**MATERIAL FOR THIS TASK**
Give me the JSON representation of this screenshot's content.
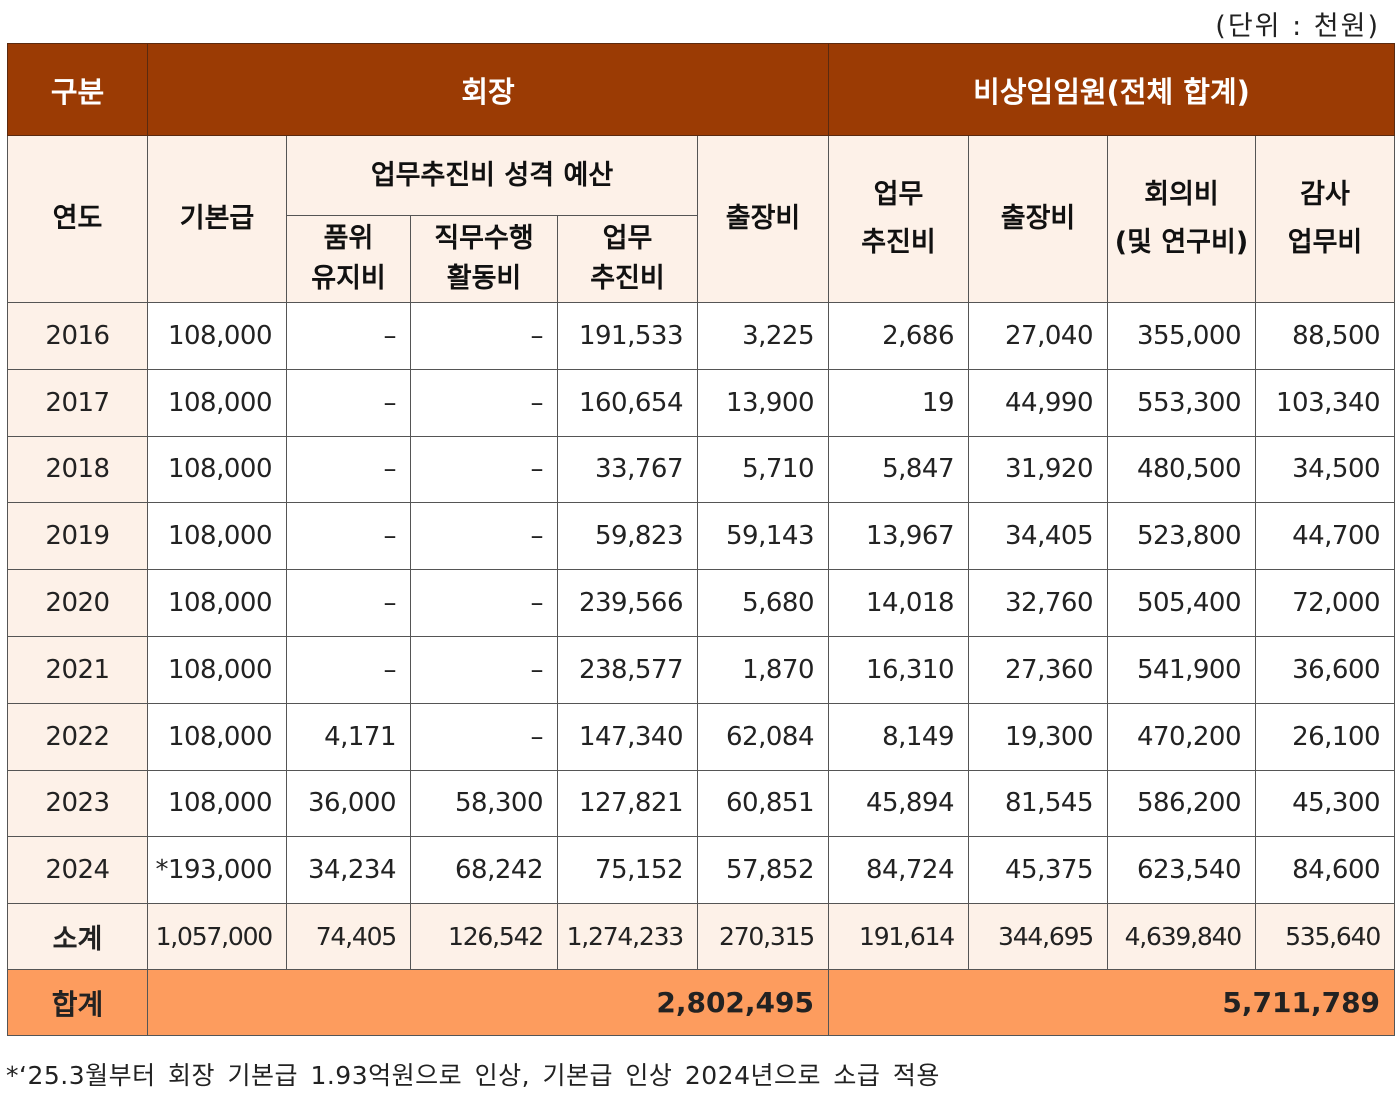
{
  "unit_label": "(단위 : 천원)",
  "header": {
    "category": "구분",
    "chairman": "회장",
    "non_standing": "비상임임원(전체 합계)",
    "year": "연도",
    "base_salary": "기본급",
    "budget_group": "업무추진비 성격 예산",
    "dignity": [
      "품위",
      "유지비"
    ],
    "duty_activity": [
      "직무수행",
      "활동비"
    ],
    "business": [
      "업무",
      "추진비"
    ],
    "travel": "출장비",
    "ns_business": [
      "업무",
      "추진비"
    ],
    "ns_travel": "출장비",
    "ns_meeting": [
      "회의비",
      "(및 연구비)"
    ],
    "ns_audit": [
      "감사",
      "업무비"
    ]
  },
  "rows": [
    {
      "year": "2016",
      "base": "108,000",
      "dignity": "–",
      "duty": "–",
      "business": "191,533",
      "travel": "3,225",
      "ns_business": "2,686",
      "ns_travel": "27,040",
      "ns_meeting": "355,000",
      "ns_audit": "88,500"
    },
    {
      "year": "2017",
      "base": "108,000",
      "dignity": "–",
      "duty": "–",
      "business": "160,654",
      "travel": "13,900",
      "ns_business": "19",
      "ns_travel": "44,990",
      "ns_meeting": "553,300",
      "ns_audit": "103,340"
    },
    {
      "year": "2018",
      "base": "108,000",
      "dignity": "–",
      "duty": "–",
      "business": "33,767",
      "travel": "5,710",
      "ns_business": "5,847",
      "ns_travel": "31,920",
      "ns_meeting": "480,500",
      "ns_audit": "34,500"
    },
    {
      "year": "2019",
      "base": "108,000",
      "dignity": "–",
      "duty": "–",
      "business": "59,823",
      "travel": "59,143",
      "ns_business": "13,967",
      "ns_travel": "34,405",
      "ns_meeting": "523,800",
      "ns_audit": "44,700"
    },
    {
      "year": "2020",
      "base": "108,000",
      "dignity": "–",
      "duty": "–",
      "business": "239,566",
      "travel": "5,680",
      "ns_business": "14,018",
      "ns_travel": "32,760",
      "ns_meeting": "505,400",
      "ns_audit": "72,000"
    },
    {
      "year": "2021",
      "base": "108,000",
      "dignity": "–",
      "duty": "–",
      "business": "238,577",
      "travel": "1,870",
      "ns_business": "16,310",
      "ns_travel": "27,360",
      "ns_meeting": "541,900",
      "ns_audit": "36,600"
    },
    {
      "year": "2022",
      "base": "108,000",
      "dignity": "4,171",
      "duty": "–",
      "business": "147,340",
      "travel": "62,084",
      "ns_business": "8,149",
      "ns_travel": "19,300",
      "ns_meeting": "470,200",
      "ns_audit": "26,100"
    },
    {
      "year": "2023",
      "base": "108,000",
      "dignity": "36,000",
      "duty": "58,300",
      "business": "127,821",
      "travel": "60,851",
      "ns_business": "45,894",
      "ns_travel": "81,545",
      "ns_meeting": "586,200",
      "ns_audit": "45,300"
    },
    {
      "year": "2024",
      "base": "*193,000",
      "dignity": "34,234",
      "duty": "68,242",
      "business": "75,152",
      "travel": "57,852",
      "ns_business": "84,724",
      "ns_travel": "45,375",
      "ns_meeting": "623,540",
      "ns_audit": "84,600"
    }
  ],
  "subtotal": {
    "label": "소계",
    "base": "1,057,000",
    "dignity": "74,405",
    "duty": "126,542",
    "business": "1,274,233",
    "travel": "270,315",
    "ns_business": "191,614",
    "ns_travel": "344,695",
    "ns_meeting": "4,639,840",
    "ns_audit": "535,640"
  },
  "total": {
    "label": "합계",
    "chairman": "2,802,495",
    "non_standing": "5,711,789"
  },
  "footnote": "*‘25.3월부터 회장 기본급 1.93억원으로 인상, 기본급 인상 2024년으로 소급 적용",
  "colors": {
    "header_bg": "#9b3b04",
    "light_bg": "#fdf1e8",
    "total_bg": "#fd9c5e"
  }
}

**WHAT YOU NEED TO DO**
Copy every record above exactly, leaving out the pictures.

**EXPECTED ANSWER**
Give me the JSON representation of this screenshot's content.
{
  "unit_label": "(단위 : 천원)",
  "header": {
    "category": "구분",
    "chairman": "회장",
    "non_standing": "비상임임원(전체 합계)",
    "year": "연도",
    "base_salary": "기본급",
    "budget_group": "업무추진비 성격 예산",
    "dignity": [
      "품위",
      "유지비"
    ],
    "duty_activity": [
      "직무수행",
      "활동비"
    ],
    "business": [
      "업무",
      "추진비"
    ],
    "travel": "출장비",
    "ns_business": [
      "업무",
      "추진비"
    ],
    "ns_travel": "출장비",
    "ns_meeting": [
      "회의비",
      "(및 연구비)"
    ],
    "ns_audit": [
      "감사",
      "업무비"
    ]
  },
  "rows": [
    {
      "year": "2016",
      "base": "108,000",
      "dignity": "–",
      "duty": "–",
      "business": "191,533",
      "travel": "3,225",
      "ns_business": "2,686",
      "ns_travel": "27,040",
      "ns_meeting": "355,000",
      "ns_audit": "88,500"
    },
    {
      "year": "2017",
      "base": "108,000",
      "dignity": "–",
      "duty": "–",
      "business": "160,654",
      "travel": "13,900",
      "ns_business": "19",
      "ns_travel": "44,990",
      "ns_meeting": "553,300",
      "ns_audit": "103,340"
    },
    {
      "year": "2018",
      "base": "108,000",
      "dignity": "–",
      "duty": "–",
      "business": "33,767",
      "travel": "5,710",
      "ns_business": "5,847",
      "ns_travel": "31,920",
      "ns_meeting": "480,500",
      "ns_audit": "34,500"
    },
    {
      "year": "2019",
      "base": "108,000",
      "dignity": "–",
      "duty": "–",
      "business": "59,823",
      "travel": "59,143",
      "ns_business": "13,967",
      "ns_travel": "34,405",
      "ns_meeting": "523,800",
      "ns_audit": "44,700"
    },
    {
      "year": "2020",
      "base": "108,000",
      "dignity": "–",
      "duty": "–",
      "business": "239,566",
      "travel": "5,680",
      "ns_business": "14,018",
      "ns_travel": "32,760",
      "ns_meeting": "505,400",
      "ns_audit": "72,000"
    },
    {
      "year": "2021",
      "base": "108,000",
      "dignity": "–",
      "duty": "–",
      "business": "238,577",
      "travel": "1,870",
      "ns_business": "16,310",
      "ns_travel": "27,360",
      "ns_meeting": "541,900",
      "ns_audit": "36,600"
    },
    {
      "year": "2022",
      "base": "108,000",
      "dignity": "4,171",
      "duty": "–",
      "business": "147,340",
      "travel": "62,084",
      "ns_business": "8,149",
      "ns_travel": "19,300",
      "ns_meeting": "470,200",
      "ns_audit": "26,100"
    },
    {
      "year": "2023",
      "base": "108,000",
      "dignity": "36,000",
      "duty": "58,300",
      "business": "127,821",
      "travel": "60,851",
      "ns_business": "45,894",
      "ns_travel": "81,545",
      "ns_meeting": "586,200",
      "ns_audit": "45,300"
    },
    {
      "year": "2024",
      "base": "*193,000",
      "dignity": "34,234",
      "duty": "68,242",
      "business": "75,152",
      "travel": "57,852",
      "ns_business": "84,724",
      "ns_travel": "45,375",
      "ns_meeting": "623,540",
      "ns_audit": "84,600"
    }
  ],
  "subtotal": {
    "label": "소계",
    "base": "1,057,000",
    "dignity": "74,405",
    "duty": "126,542",
    "business": "1,274,233",
    "travel": "270,315",
    "ns_business": "191,614",
    "ns_travel": "344,695",
    "ns_meeting": "4,639,840",
    "ns_audit": "535,640"
  },
  "total": {
    "label": "합계",
    "chairman": "2,802,495",
    "non_standing": "5,711,789"
  },
  "footnote": "*‘25.3월부터 회장 기본급 1.93억원으로 인상, 기본급 인상 2024년으로 소급 적용",
  "colors": {
    "header_bg": "#9b3b04",
    "light_bg": "#fdf1e8",
    "total_bg": "#fd9c5e"
  }
}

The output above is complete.